## Items from a figure collection
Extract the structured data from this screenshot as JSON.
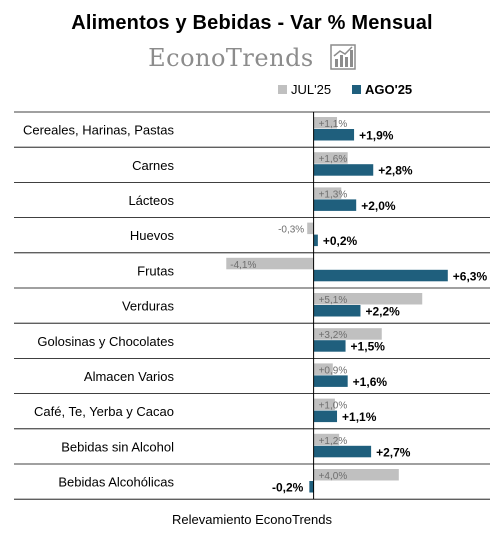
{
  "header": {
    "title": "Alimentos y Bebidas - Var % Mensual",
    "brand": "EconoTrends"
  },
  "footer": {
    "source": "Relevamiento EconoTrends"
  },
  "colors": {
    "jul": "#c0c0c0",
    "ago": "#1f5f7d",
    "grid": "#000000",
    "brand": "#8c8c8c"
  },
  "chart_data": {
    "type": "bar",
    "orientation": "horizontal",
    "title": "Alimentos y Bebidas - Var % Mensual",
    "legend_position": "top-right",
    "categories": [
      "Cereales, Harinas, Pastas",
      "Carnes",
      "Lácteos",
      "Huevos",
      "Frutas",
      "Verduras",
      "Golosinas y Chocolates",
      "Almacen Varios",
      "Café, Te, Yerba y Cacao",
      "Bebidas sin Alcohol",
      "Bebidas Alcohólicas"
    ],
    "series": [
      {
        "name": "JUL'25",
        "values": [
          1.1,
          1.6,
          1.3,
          -0.3,
          -4.1,
          5.1,
          3.2,
          0.9,
          1.0,
          1.2,
          4.0
        ],
        "labels": [
          "+1,1%",
          "+1,6%",
          "+1,3%",
          "-0,3%",
          "-4,1%",
          "+5,1%",
          "+3,2%",
          "+0,9%",
          "+1,0%",
          "+1,2%",
          "+4,0%"
        ]
      },
      {
        "name": "AGO'25",
        "values": [
          1.9,
          2.8,
          2.0,
          0.2,
          6.3,
          2.2,
          1.5,
          1.6,
          1.1,
          2.7,
          -0.2
        ],
        "labels": [
          "+1,9%",
          "+2,8%",
          "+2,0%",
          "+0,2%",
          "+6,3%",
          "+2,2%",
          "+1,5%",
          "+1,6%",
          "+1,1%",
          "+2,7%",
          "-0,2%"
        ]
      }
    ],
    "xlim": [
      -4.1,
      6.3
    ],
    "grid": true
  }
}
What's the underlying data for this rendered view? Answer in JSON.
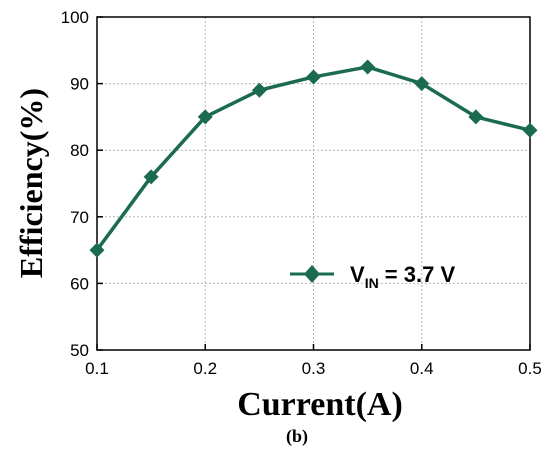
{
  "chart_data": {
    "type": "line",
    "xlabel": "Current(A)",
    "ylabel": "Efficiency(%)",
    "xlim": [
      0.1,
      0.5
    ],
    "ylim": [
      50,
      100
    ],
    "xticks": [
      "0.1",
      "0.2",
      "0.3",
      "0.4",
      "0.5"
    ],
    "yticks": [
      "50",
      "60",
      "70",
      "80",
      "90",
      "100"
    ],
    "grid": true,
    "legend_position": "bottom-right",
    "series": [
      {
        "name_main": "V",
        "name_subscript": "IN",
        "name_suffix": " = 3.7 V",
        "color": "#1b6b4e",
        "marker": "diamond",
        "x": [
          0.1,
          0.15,
          0.2,
          0.25,
          0.3,
          0.35,
          0.4,
          0.45,
          0.5
        ],
        "y": [
          65,
          76,
          85,
          89,
          91,
          92.5,
          90,
          85,
          83
        ]
      }
    ]
  },
  "figure_label": "(b)"
}
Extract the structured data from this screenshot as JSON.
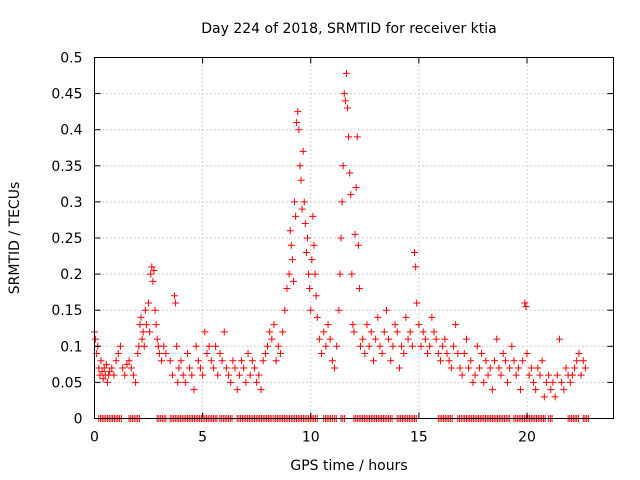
{
  "chart_data": {
    "type": "scatter",
    "title": "Day 224 of 2018, SRMTID for receiver ktia",
    "xlabel": "GPS time / hours",
    "ylabel": "SRMTID / TECUs",
    "xlim": [
      0,
      24
    ],
    "ylim": [
      0,
      0.5
    ],
    "xticks": [
      0,
      5,
      10,
      15,
      20
    ],
    "yticks": [
      0,
      0.05,
      0.1,
      0.15,
      0.2,
      0.25,
      0.3,
      0.35,
      0.4,
      0.45,
      0.5
    ],
    "ytick_labels": [
      "0",
      "0.05",
      "0.1",
      "0.15",
      "0.2",
      "0.25",
      "0.3",
      "0.35",
      "0.4",
      "0.45",
      "0.5"
    ],
    "grid": true,
    "marker": "+",
    "color": "#ff0000",
    "series": [
      {
        "name": "SRMTID",
        "points": [
          [
            0.0,
            0.12
          ],
          [
            0.05,
            0.11
          ],
          [
            0.1,
            0.09
          ],
          [
            0.15,
            0.1
          ],
          [
            0.2,
            0.07
          ],
          [
            0.25,
            0.06
          ],
          [
            0.3,
            0.08
          ],
          [
            0.35,
            0.065
          ],
          [
            0.4,
            0.055
          ],
          [
            0.45,
            0.07
          ],
          [
            0.5,
            0.06
          ],
          [
            0.55,
            0.075
          ],
          [
            0.6,
            0.05
          ],
          [
            0.65,
            0.06
          ],
          [
            0.7,
            0.065
          ],
          [
            0.8,
            0.07
          ],
          [
            0.9,
            0.06
          ],
          [
            1.0,
            0.08
          ],
          [
            1.1,
            0.09
          ],
          [
            1.2,
            0.1
          ],
          [
            1.3,
            0.07
          ],
          [
            1.4,
            0.06
          ],
          [
            1.5,
            0.075
          ],
          [
            1.6,
            0.08
          ],
          [
            1.7,
            0.07
          ],
          [
            1.8,
            0.06
          ],
          [
            1.9,
            0.05
          ],
          [
            2.0,
            0.09
          ],
          [
            2.05,
            0.1
          ],
          [
            2.1,
            0.13
          ],
          [
            2.15,
            0.14
          ],
          [
            2.2,
            0.11
          ],
          [
            2.25,
            0.12
          ],
          [
            2.3,
            0.1
          ],
          [
            2.35,
            0.15
          ],
          [
            2.4,
            0.13
          ],
          [
            2.5,
            0.16
          ],
          [
            2.55,
            0.12
          ],
          [
            2.6,
            0.2
          ],
          [
            2.65,
            0.21
          ],
          [
            2.7,
            0.19
          ],
          [
            2.75,
            0.205
          ],
          [
            2.8,
            0.15
          ],
          [
            2.85,
            0.13
          ],
          [
            2.9,
            0.11
          ],
          [
            2.95,
            0.1
          ],
          [
            3.0,
            0.09
          ],
          [
            3.1,
            0.08
          ],
          [
            3.2,
            0.1
          ],
          [
            3.3,
            0.09
          ],
          [
            3.5,
            0.08
          ],
          [
            3.6,
            0.06
          ],
          [
            3.7,
            0.17
          ],
          [
            3.75,
            0.16
          ],
          [
            3.8,
            0.1
          ],
          [
            3.85,
            0.05
          ],
          [
            3.9,
            0.07
          ],
          [
            4.0,
            0.08
          ],
          [
            4.1,
            0.06
          ],
          [
            4.2,
            0.05
          ],
          [
            4.3,
            0.09
          ],
          [
            4.4,
            0.07
          ],
          [
            4.5,
            0.06
          ],
          [
            4.6,
            0.04
          ],
          [
            4.7,
            0.1
          ],
          [
            4.8,
            0.08
          ],
          [
            4.9,
            0.07
          ],
          [
            5.0,
            0.06
          ],
          [
            5.1,
            0.12
          ],
          [
            5.2,
            0.09
          ],
          [
            5.3,
            0.1
          ],
          [
            5.4,
            0.08
          ],
          [
            5.5,
            0.07
          ],
          [
            5.6,
            0.1
          ],
          [
            5.7,
            0.06
          ],
          [
            5.8,
            0.09
          ],
          [
            5.9,
            0.08
          ],
          [
            6.0,
            0.12
          ],
          [
            6.1,
            0.07
          ],
          [
            6.2,
            0.06
          ],
          [
            6.3,
            0.05
          ],
          [
            6.4,
            0.08
          ],
          [
            6.5,
            0.07
          ],
          [
            6.6,
            0.04
          ],
          [
            6.7,
            0.06
          ],
          [
            6.8,
            0.08
          ],
          [
            6.9,
            0.07
          ],
          [
            7.0,
            0.05
          ],
          [
            7.1,
            0.09
          ],
          [
            7.2,
            0.06
          ],
          [
            7.3,
            0.08
          ],
          [
            7.4,
            0.07
          ],
          [
            7.5,
            0.05
          ],
          [
            7.6,
            0.06
          ],
          [
            7.7,
            0.04
          ],
          [
            7.8,
            0.08
          ],
          [
            7.9,
            0.09
          ],
          [
            8.0,
            0.1
          ],
          [
            8.1,
            0.12
          ],
          [
            8.2,
            0.11
          ],
          [
            8.3,
            0.13
          ],
          [
            8.4,
            0.08
          ],
          [
            8.5,
            0.1
          ],
          [
            8.6,
            0.09
          ],
          [
            8.7,
            0.12
          ],
          [
            8.8,
            0.15
          ],
          [
            8.9,
            0.18
          ],
          [
            9.0,
            0.2
          ],
          [
            9.05,
            0.26
          ],
          [
            9.1,
            0.24
          ],
          [
            9.15,
            0.22
          ],
          [
            9.2,
            0.19
          ],
          [
            9.25,
            0.3
          ],
          [
            9.3,
            0.28
          ],
          [
            9.35,
            0.41
          ],
          [
            9.4,
            0.425
          ],
          [
            9.45,
            0.4
          ],
          [
            9.5,
            0.35
          ],
          [
            9.55,
            0.33
          ],
          [
            9.6,
            0.29
          ],
          [
            9.65,
            0.37
          ],
          [
            9.7,
            0.3
          ],
          [
            9.75,
            0.27
          ],
          [
            9.8,
            0.23
          ],
          [
            9.85,
            0.25
          ],
          [
            9.9,
            0.2
          ],
          [
            9.95,
            0.18
          ],
          [
            10.0,
            0.15
          ],
          [
            10.05,
            0.22
          ],
          [
            10.1,
            0.28
          ],
          [
            10.15,
            0.24
          ],
          [
            10.2,
            0.2
          ],
          [
            10.25,
            0.17
          ],
          [
            10.3,
            0.14
          ],
          [
            10.4,
            0.11
          ],
          [
            10.5,
            0.09
          ],
          [
            10.6,
            0.12
          ],
          [
            10.7,
            0.1
          ],
          [
            10.8,
            0.13
          ],
          [
            10.9,
            0.11
          ],
          [
            11.0,
            0.08
          ],
          [
            11.1,
            0.07
          ],
          [
            11.2,
            0.1
          ],
          [
            11.3,
            0.15
          ],
          [
            11.35,
            0.2
          ],
          [
            11.4,
            0.25
          ],
          [
            11.45,
            0.3
          ],
          [
            11.5,
            0.35
          ],
          [
            11.55,
            0.45
          ],
          [
            11.6,
            0.44
          ],
          [
            11.65,
            0.478
          ],
          [
            11.7,
            0.43
          ],
          [
            11.75,
            0.39
          ],
          [
            11.8,
            0.34
          ],
          [
            11.85,
            0.31
          ],
          [
            11.9,
            0.2
          ],
          [
            11.95,
            0.13
          ],
          [
            12.0,
            0.12
          ],
          [
            12.05,
            0.255
          ],
          [
            12.1,
            0.32
          ],
          [
            12.15,
            0.39
          ],
          [
            12.2,
            0.24
          ],
          [
            12.25,
            0.18
          ],
          [
            12.3,
            0.1
          ],
          [
            12.4,
            0.11
          ],
          [
            12.5,
            0.09
          ],
          [
            12.6,
            0.13
          ],
          [
            12.7,
            0.1
          ],
          [
            12.8,
            0.12
          ],
          [
            12.9,
            0.08
          ],
          [
            13.0,
            0.11
          ],
          [
            13.1,
            0.14
          ],
          [
            13.2,
            0.1
          ],
          [
            13.3,
            0.09
          ],
          [
            13.4,
            0.12
          ],
          [
            13.5,
            0.15
          ],
          [
            13.6,
            0.11
          ],
          [
            13.7,
            0.08
          ],
          [
            13.8,
            0.1
          ],
          [
            13.9,
            0.13
          ],
          [
            14.0,
            0.12
          ],
          [
            14.1,
            0.07
          ],
          [
            14.2,
            0.1
          ],
          [
            14.3,
            0.09
          ],
          [
            14.4,
            0.14
          ],
          [
            14.5,
            0.11
          ],
          [
            14.6,
            0.12
          ],
          [
            14.7,
            0.1
          ],
          [
            14.8,
            0.23
          ],
          [
            14.85,
            0.21
          ],
          [
            14.9,
            0.16
          ],
          [
            15.0,
            0.13
          ],
          [
            15.1,
            0.1
          ],
          [
            15.2,
            0.12
          ],
          [
            15.3,
            0.11
          ],
          [
            15.4,
            0.09
          ],
          [
            15.5,
            0.1
          ],
          [
            15.6,
            0.14
          ],
          [
            15.7,
            0.12
          ],
          [
            15.8,
            0.11
          ],
          [
            15.9,
            0.09
          ],
          [
            16.0,
            0.08
          ],
          [
            16.1,
            0.1
          ],
          [
            16.2,
            0.11
          ],
          [
            16.3,
            0.09
          ],
          [
            16.4,
            0.08
          ],
          [
            16.5,
            0.07
          ],
          [
            16.6,
            0.1
          ],
          [
            16.7,
            0.13
          ],
          [
            16.8,
            0.09
          ],
          [
            16.9,
            0.07
          ],
          [
            17.0,
            0.06
          ],
          [
            17.1,
            0.09
          ],
          [
            17.2,
            0.11
          ],
          [
            17.3,
            0.07
          ],
          [
            17.4,
            0.08
          ],
          [
            17.5,
            0.05
          ],
          [
            17.6,
            0.06
          ],
          [
            17.7,
            0.1
          ],
          [
            17.8,
            0.07
          ],
          [
            17.9,
            0.09
          ],
          [
            18.0,
            0.05
          ],
          [
            18.1,
            0.08
          ],
          [
            18.2,
            0.06
          ],
          [
            18.3,
            0.07
          ],
          [
            18.4,
            0.04
          ],
          [
            18.5,
            0.08
          ],
          [
            18.6,
            0.11
          ],
          [
            18.7,
            0.07
          ],
          [
            18.8,
            0.06
          ],
          [
            18.9,
            0.09
          ],
          [
            19.0,
            0.08
          ],
          [
            19.1,
            0.05
          ],
          [
            19.2,
            0.07
          ],
          [
            19.3,
            0.1
          ],
          [
            19.4,
            0.08
          ],
          [
            19.5,
            0.06
          ],
          [
            19.6,
            0.07
          ],
          [
            19.7,
            0.04
          ],
          [
            19.8,
            0.08
          ],
          [
            19.9,
            0.16
          ],
          [
            19.95,
            0.155
          ],
          [
            20.0,
            0.09
          ],
          [
            20.1,
            0.06
          ],
          [
            20.2,
            0.07
          ],
          [
            20.3,
            0.05
          ],
          [
            20.4,
            0.04
          ],
          [
            20.5,
            0.07
          ],
          [
            20.6,
            0.06
          ],
          [
            20.7,
            0.08
          ],
          [
            20.8,
            0.03
          ],
          [
            20.9,
            0.05
          ],
          [
            21.0,
            0.06
          ],
          [
            21.1,
            0.04
          ],
          [
            21.2,
            0.05
          ],
          [
            21.3,
            0.03
          ],
          [
            21.4,
            0.06
          ],
          [
            21.5,
            0.11
          ],
          [
            21.6,
            0.05
          ],
          [
            21.7,
            0.04
          ],
          [
            21.8,
            0.07
          ],
          [
            21.9,
            0.06
          ],
          [
            22.0,
            0.05
          ],
          [
            22.1,
            0.06
          ],
          [
            22.2,
            0.07
          ],
          [
            22.3,
            0.08
          ],
          [
            22.4,
            0.09
          ],
          [
            22.5,
            0.06
          ],
          [
            22.6,
            0.08
          ],
          [
            22.7,
            0.07
          ]
        ]
      }
    ],
    "zero_band": [
      [
        0.2,
        1.3
      ],
      [
        1.6,
        2.1
      ],
      [
        2.9,
        3.3
      ],
      [
        3.5,
        5.7
      ],
      [
        5.8,
        6.4
      ],
      [
        6.6,
        8.2
      ],
      [
        8.3,
        10.3
      ],
      [
        10.6,
        11.0
      ],
      [
        11.1,
        11.2
      ],
      [
        11.4,
        11.6
      ],
      [
        12.0,
        13.8
      ],
      [
        14.0,
        14.9
      ],
      [
        15.9,
        16.6
      ],
      [
        16.8,
        19.2
      ],
      [
        19.4,
        20.9
      ],
      [
        21.0,
        21.2
      ],
      [
        21.9,
        22.4
      ],
      [
        22.6,
        22.9
      ]
    ]
  }
}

## Given problem
Above are lines of data; state how many of them contain the word "Bebidas", with no other output.

## Answer to this task
4